Dataset entries:
• • • •
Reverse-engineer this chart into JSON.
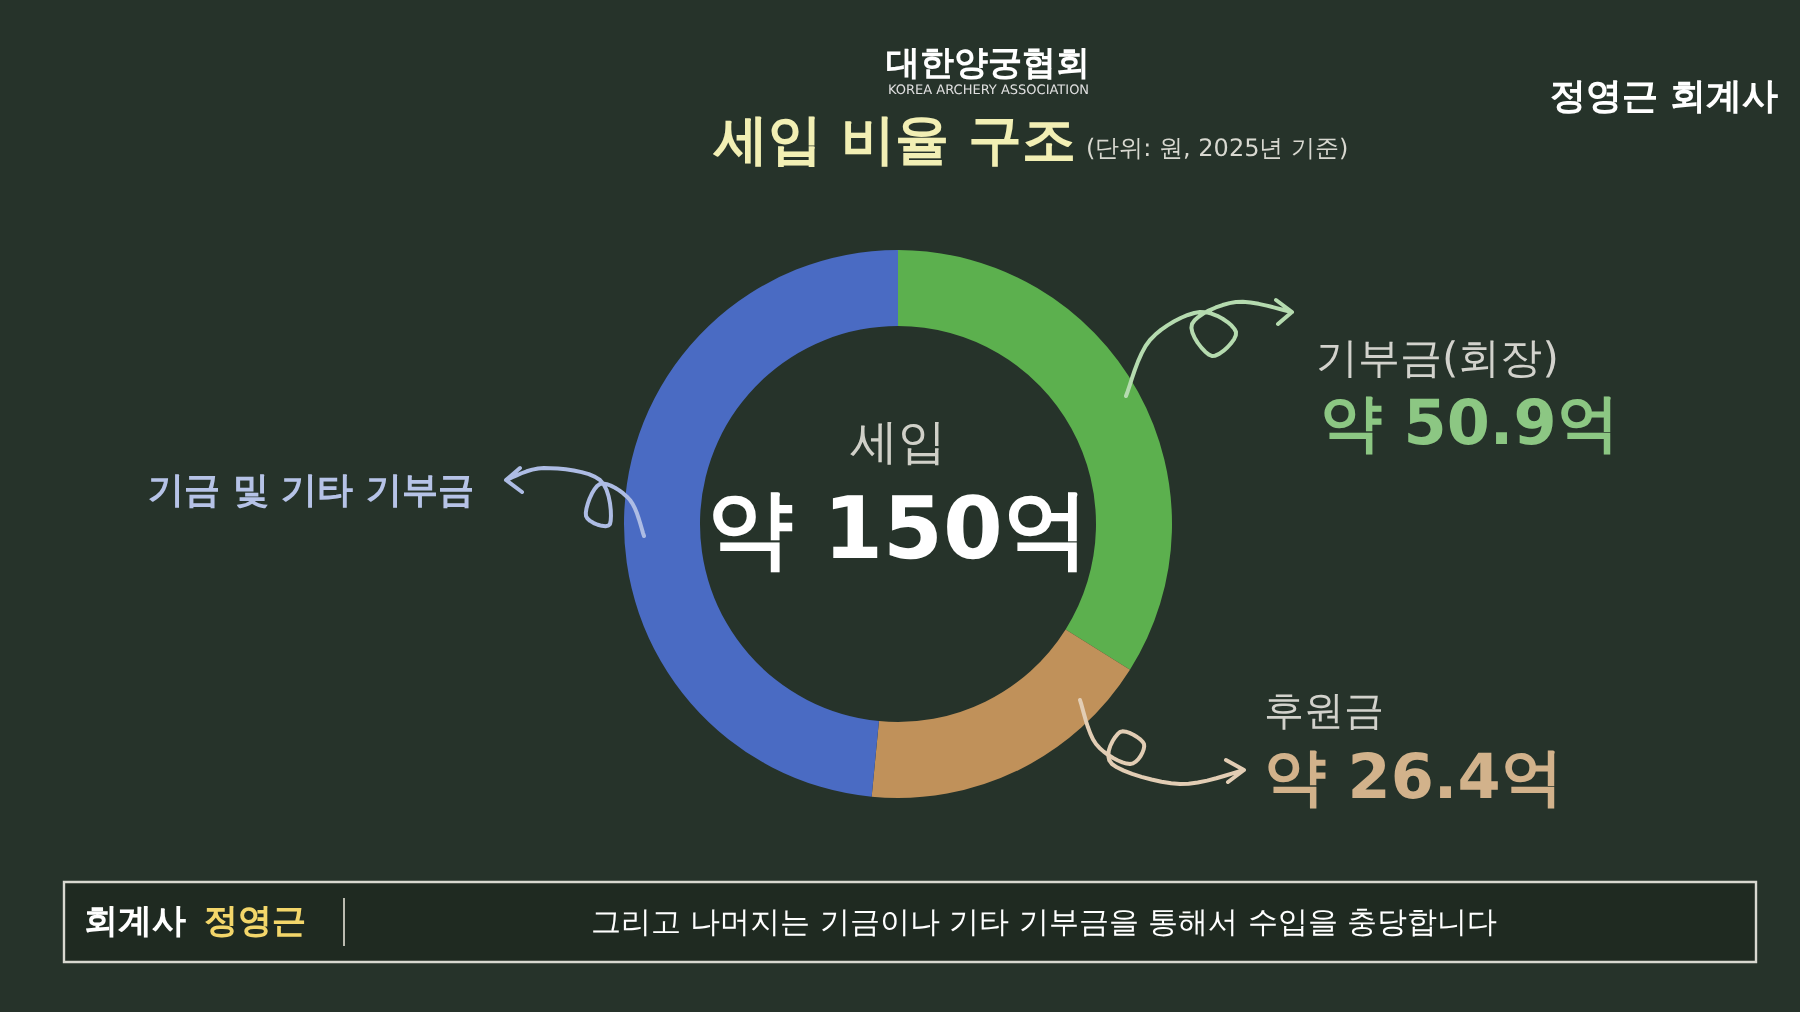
{
  "chart_data": {
    "type": "donut",
    "title": "세입 비율 구조",
    "subtitle": "(단위: 원, 2025년 기준)",
    "categories": [
      "기부금(회장)",
      "후원금",
      "기금 및 기타 기부금"
    ],
    "values": [
      50.9,
      26.4,
      72.7
    ],
    "colors": [
      "#5cb04e",
      "#c0915a",
      "#4a6bc3"
    ],
    "value_labels": [
      "약 50.9억",
      "약 26.4억",
      null
    ],
    "annotations": [
      "대한양궁협회",
      "KOREA ARCHERY ASSOCIATION",
      "정영근 회계사",
      "세입",
      "약 150억",
      "회계사",
      "정영근",
      "그리고 나머지는 기금이나 기타 기부금을 통해서 수입을 충당합니다"
    ]
  }
}
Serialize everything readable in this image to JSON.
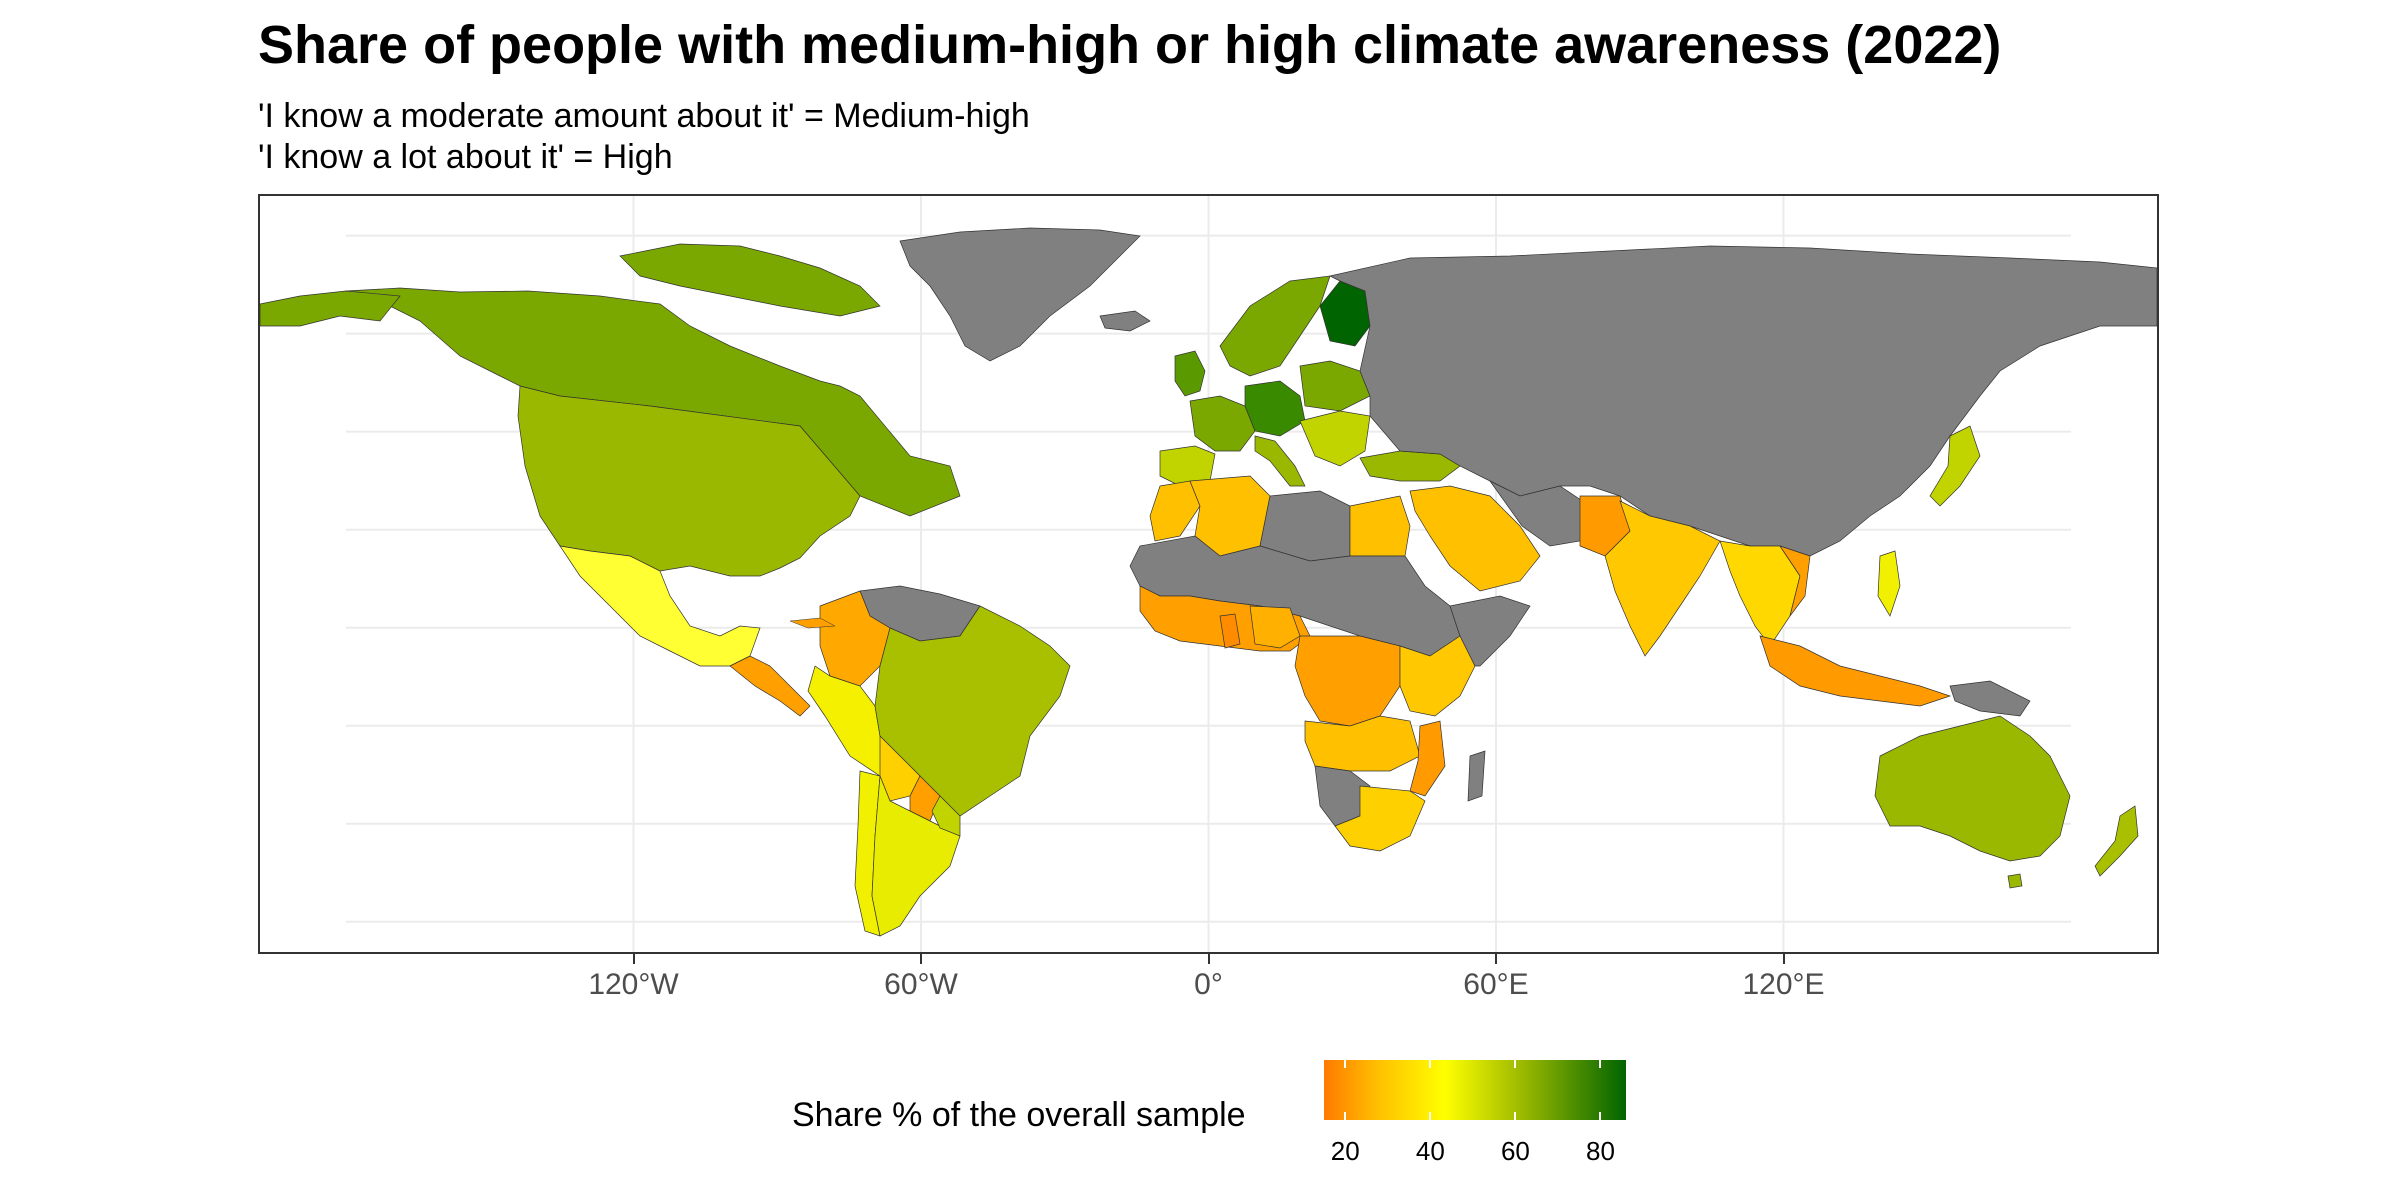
{
  "title": "Share of people with medium-high or high climate awareness (2022)",
  "subtitle": [
    "'I know a moderate amount about it' = Medium-high",
    "'I know a lot about it' = High"
  ],
  "axis": {
    "x_ticks": [
      "120°W",
      "60°W",
      "0°",
      "60°E",
      "120°E"
    ],
    "x_values": [
      -120,
      -60,
      0,
      60,
      120
    ],
    "lon_range": [
      -180,
      180
    ],
    "lat_range": [
      -58,
      84
    ]
  },
  "legend": {
    "title": "Share % of the overall sample",
    "ticks": [
      "20",
      "40",
      "60",
      "80"
    ],
    "tick_values": [
      20,
      40,
      60,
      80
    ],
    "range": [
      15,
      86
    ],
    "colors": [
      "#ff7a00",
      "#ffc000",
      "#ffff00",
      "#9ab800",
      "#006400"
    ],
    "no_data_color": "#808080"
  },
  "colors": {
    "high": "#006400",
    "green_mid": "#3a8a00",
    "olive": "#7aa800",
    "yellow_green": "#c2d400",
    "yellow": "#ffff00",
    "orange_yellow": "#ffc000",
    "orange": "#ff8c00",
    "no_data": "#808080",
    "grid": "#ebebeb"
  },
  "chart_data": {
    "type": "choropleth",
    "title": "Share of people with medium-high or high climate awareness (2022)",
    "value_label": "Share % of the overall sample",
    "regions": [
      {
        "name": "Canada",
        "value": 70
      },
      {
        "name": "United States",
        "value": 65
      },
      {
        "name": "Mexico",
        "value": 42
      },
      {
        "name": "Guatemala",
        "value": 28
      },
      {
        "name": "Colombia",
        "value": 30
      },
      {
        "name": "Peru",
        "value": 40
      },
      {
        "name": "Brazil",
        "value": 60
      },
      {
        "name": "Bolivia",
        "value": 35
      },
      {
        "name": "Argentina",
        "value": 45
      },
      {
        "name": "Chile",
        "value": 42
      },
      {
        "name": "Paraguay",
        "value": 30
      },
      {
        "name": "Uruguay",
        "value": 50
      },
      {
        "name": "Norway",
        "value": 75
      },
      {
        "name": "Sweden",
        "value": 72
      },
      {
        "name": "Finland",
        "value": 90
      },
      {
        "name": "United Kingdom",
        "value": 68
      },
      {
        "name": "Germany",
        "value": 80
      },
      {
        "name": "Austria",
        "value": 82
      },
      {
        "name": "France",
        "value": 68
      },
      {
        "name": "Spain",
        "value": 50
      },
      {
        "name": "Italy",
        "value": 58
      },
      {
        "name": "Poland",
        "value": 70
      },
      {
        "name": "Turkey",
        "value": 62
      },
      {
        "name": "Morocco",
        "value": 40
      },
      {
        "name": "Algeria",
        "value": 38
      },
      {
        "name": "Egypt",
        "value": 38
      },
      {
        "name": "Saudi Arabia",
        "value": 35
      },
      {
        "name": "Nigeria",
        "value": 30
      },
      {
        "name": "Ghana",
        "value": 25
      },
      {
        "name": "DR Congo",
        "value": 28
      },
      {
        "name": "Kenya",
        "value": 35
      },
      {
        "name": "Tanzania",
        "value": 30
      },
      {
        "name": "Mozambique",
        "value": 25
      },
      {
        "name": "South Africa",
        "value": 40
      },
      {
        "name": "India",
        "value": 38
      },
      {
        "name": "Pakistan",
        "value": 28
      },
      {
        "name": "Thailand",
        "value": 35
      },
      {
        "name": "Vietnam",
        "value": 30
      },
      {
        "name": "Philippines",
        "value": 42
      },
      {
        "name": "Indonesia",
        "value": 30
      },
      {
        "name": "Japan",
        "value": 52
      },
      {
        "name": "Australia",
        "value": 65
      },
      {
        "name": "New Zealand",
        "value": 60
      }
    ]
  }
}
• • • •
[Exercise requirements]:
Repeat each line of the records above exactly, but do not copy the pictures.

[Finished exercise]:
Reverse-engineer this chart into JSON.
{
  "chart_data": {
    "type": "donut",
    "title": "세입 비율 구조",
    "subtitle": "(단위: 원, 2025년 기준)",
    "categories": [
      "기부금(회장)",
      "후원금",
      "기금 및 기타 기부금"
    ],
    "values": [
      50.9,
      26.4,
      72.7
    ],
    "colors": [
      "#5cb04e",
      "#c0915a",
      "#4a6bc3"
    ],
    "value_labels": [
      "약 50.9억",
      "약 26.4억",
      null
    ],
    "annotations": [
      "대한양궁협회",
      "KOREA ARCHERY ASSOCIATION",
      "정영근 회계사",
      "세입",
      "약 150억",
      "회계사",
      "정영근",
      "그리고 나머지는 기금이나 기타 기부금을 통해서 수입을 충당합니다"
    ]
  }
}
Serialize everything readable in this image to JSON.
{
  "title": "Share of people with medium-high or high climate awareness (2022)",
  "subtitle": [
    "'I know a moderate amount about it' = Medium-high",
    "'I know a lot about it' = High"
  ],
  "axis": {
    "x_ticks": [
      "120°W",
      "60°W",
      "0°",
      "60°E",
      "120°E"
    ],
    "x_values": [
      -120,
      -60,
      0,
      60,
      120
    ],
    "lon_range": [
      -180,
      180
    ],
    "lat_range": [
      -58,
      84
    ]
  },
  "legend": {
    "title": "Share % of the overall sample",
    "ticks": [
      "20",
      "40",
      "60",
      "80"
    ],
    "tick_values": [
      20,
      40,
      60,
      80
    ],
    "range": [
      15,
      86
    ],
    "colors": [
      "#ff7a00",
      "#ffc000",
      "#ffff00",
      "#9ab800",
      "#006400"
    ],
    "no_data_color": "#808080"
  },
  "colors": {
    "high": "#006400",
    "green_mid": "#3a8a00",
    "olive": "#7aa800",
    "yellow_green": "#c2d400",
    "yellow": "#ffff00",
    "orange_yellow": "#ffc000",
    "orange": "#ff8c00",
    "no_data": "#808080",
    "grid": "#ebebeb"
  },
  "chart_data": {
    "type": "choropleth",
    "title": "Share of people with medium-high or high climate awareness (2022)",
    "value_label": "Share % of the overall sample",
    "regions": [
      {
        "name": "Canada",
        "value": 70
      },
      {
        "name": "United States",
        "value": 65
      },
      {
        "name": "Mexico",
        "value": 42
      },
      {
        "name": "Guatemala",
        "value": 28
      },
      {
        "name": "Colombia",
        "value": 30
      },
      {
        "name": "Peru",
        "value": 40
      },
      {
        "name": "Brazil",
        "value": 60
      },
      {
        "name": "Bolivia",
        "value": 35
      },
      {
        "name": "Argentina",
        "value": 45
      },
      {
        "name": "Chile",
        "value": 42
      },
      {
        "name": "Paraguay",
        "value": 30
      },
      {
        "name": "Uruguay",
        "value": 50
      },
      {
        "name": "Norway",
        "value": 75
      },
      {
        "name": "Sweden",
        "value": 72
      },
      {
        "name": "Finland",
        "value": 90
      },
      {
        "name": "United Kingdom",
        "value": 68
      },
      {
        "name": "Germany",
        "value": 80
      },
      {
        "name": "Austria",
        "value": 82
      },
      {
        "name": "France",
        "value": 68
      },
      {
        "name": "Spain",
        "value": 50
      },
      {
        "name": "Italy",
        "value": 58
      },
      {
        "name": "Poland",
        "value": 70
      },
      {
        "name": "Turkey",
        "value": 62
      },
      {
        "name": "Morocco",
        "value": 40
      },
      {
        "name": "Algeria",
        "value": 38
      },
      {
        "name": "Egypt",
        "value": 38
      },
      {
        "name": "Saudi Arabia",
        "value": 35
      },
      {
        "name": "Nigeria",
        "value": 30
      },
      {
        "name": "Ghana",
        "value": 25
      },
      {
        "name": "DR Congo",
        "value": 28
      },
      {
        "name": "Kenya",
        "value": 35
      },
      {
        "name": "Tanzania",
        "value": 30
      },
      {
        "name": "Mozambique",
        "value": 25
      },
      {
        "name": "South Africa",
        "value": 40
      },
      {
        "name": "India",
        "value": 38
      },
      {
        "name": "Pakistan",
        "value": 28
      },
      {
        "name": "Thailand",
        "value": 35
      },
      {
        "name": "Vietnam",
        "value": 30
      },
      {
        "name": "Philippines",
        "value": 42
      },
      {
        "name": "Indonesia",
        "value": 30
      },
      {
        "name": "Japan",
        "value": 52
      },
      {
        "name": "Australia",
        "value": 65
      },
      {
        "name": "New Zealand",
        "value": 60
      }
    ]
  }
}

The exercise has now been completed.